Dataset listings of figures
※
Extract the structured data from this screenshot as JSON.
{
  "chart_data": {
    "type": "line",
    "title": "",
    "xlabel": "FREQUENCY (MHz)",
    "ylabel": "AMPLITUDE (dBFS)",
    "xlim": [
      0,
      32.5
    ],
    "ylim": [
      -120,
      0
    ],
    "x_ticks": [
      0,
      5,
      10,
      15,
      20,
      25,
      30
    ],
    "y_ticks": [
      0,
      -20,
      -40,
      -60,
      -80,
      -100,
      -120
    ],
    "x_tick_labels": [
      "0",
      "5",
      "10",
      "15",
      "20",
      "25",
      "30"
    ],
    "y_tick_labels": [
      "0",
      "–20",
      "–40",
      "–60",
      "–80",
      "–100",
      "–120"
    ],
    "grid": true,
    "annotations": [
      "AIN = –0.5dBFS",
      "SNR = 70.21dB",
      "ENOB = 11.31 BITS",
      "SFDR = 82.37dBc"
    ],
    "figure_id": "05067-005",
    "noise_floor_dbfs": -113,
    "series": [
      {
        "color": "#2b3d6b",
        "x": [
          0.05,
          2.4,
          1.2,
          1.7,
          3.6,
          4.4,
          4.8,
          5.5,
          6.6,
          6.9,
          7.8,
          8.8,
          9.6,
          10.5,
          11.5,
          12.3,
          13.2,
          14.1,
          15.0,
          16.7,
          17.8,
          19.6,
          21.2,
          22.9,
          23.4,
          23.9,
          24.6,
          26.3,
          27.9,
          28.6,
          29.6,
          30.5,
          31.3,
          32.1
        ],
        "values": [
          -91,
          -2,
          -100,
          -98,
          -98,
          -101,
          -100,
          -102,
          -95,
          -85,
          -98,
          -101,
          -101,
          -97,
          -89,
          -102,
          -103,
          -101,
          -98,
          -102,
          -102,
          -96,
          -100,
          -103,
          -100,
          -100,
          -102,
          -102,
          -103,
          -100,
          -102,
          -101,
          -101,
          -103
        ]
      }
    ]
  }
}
※
Task requirements
Restate each record exactly as written.

Exercise answer
Extract the structured data from this screenshot as JSON.
{
  "chart_data": {
    "type": "line",
    "title": "",
    "xlabel": "FREQUENCY (MHz)",
    "ylabel": "AMPLITUDE (dBFS)",
    "xlim": [
      0,
      32.5
    ],
    "ylim": [
      -120,
      0
    ],
    "x_ticks": [
      0,
      5,
      10,
      15,
      20,
      25,
      30
    ],
    "y_ticks": [
      0,
      -20,
      -40,
      -60,
      -80,
      -100,
      -120
    ],
    "x_tick_labels": [
      "0",
      "5",
      "10",
      "15",
      "20",
      "25",
      "30"
    ],
    "y_tick_labels": [
      "0",
      "–20",
      "–40",
      "–60",
      "–80",
      "–100",
      "–120"
    ],
    "grid": true,
    "annotations": [
      "AIN = –0.5dBFS",
      "SNR = 70.21dB",
      "ENOB = 11.31 BITS",
      "SFDR = 82.37dBc"
    ],
    "figure_id": "05067-005",
    "noise_floor_dbfs": -113,
    "series": [
      {
        "color": "#2b3d6b",
        "x": [
          0.05,
          2.4,
          1.2,
          1.7,
          3.6,
          4.4,
          4.8,
          5.5,
          6.6,
          6.9,
          7.8,
          8.8,
          9.6,
          10.5,
          11.5,
          12.3,
          13.2,
          14.1,
          15.0,
          16.7,
          17.8,
          19.6,
          21.2,
          22.9,
          23.4,
          23.9,
          24.6,
          26.3,
          27.9,
          28.6,
          29.6,
          30.5,
          31.3,
          32.1
        ],
        "values": [
          -91,
          -2,
          -100,
          -98,
          -98,
          -101,
          -100,
          -102,
          -95,
          -85,
          -98,
          -101,
          -101,
          -97,
          -89,
          -102,
          -103,
          -101,
          -98,
          -102,
          -102,
          -96,
          -100,
          -103,
          -100,
          -100,
          -102,
          -102,
          -103,
          -100,
          -102,
          -101,
          -101,
          -103
        ]
      }
    ]
  }
}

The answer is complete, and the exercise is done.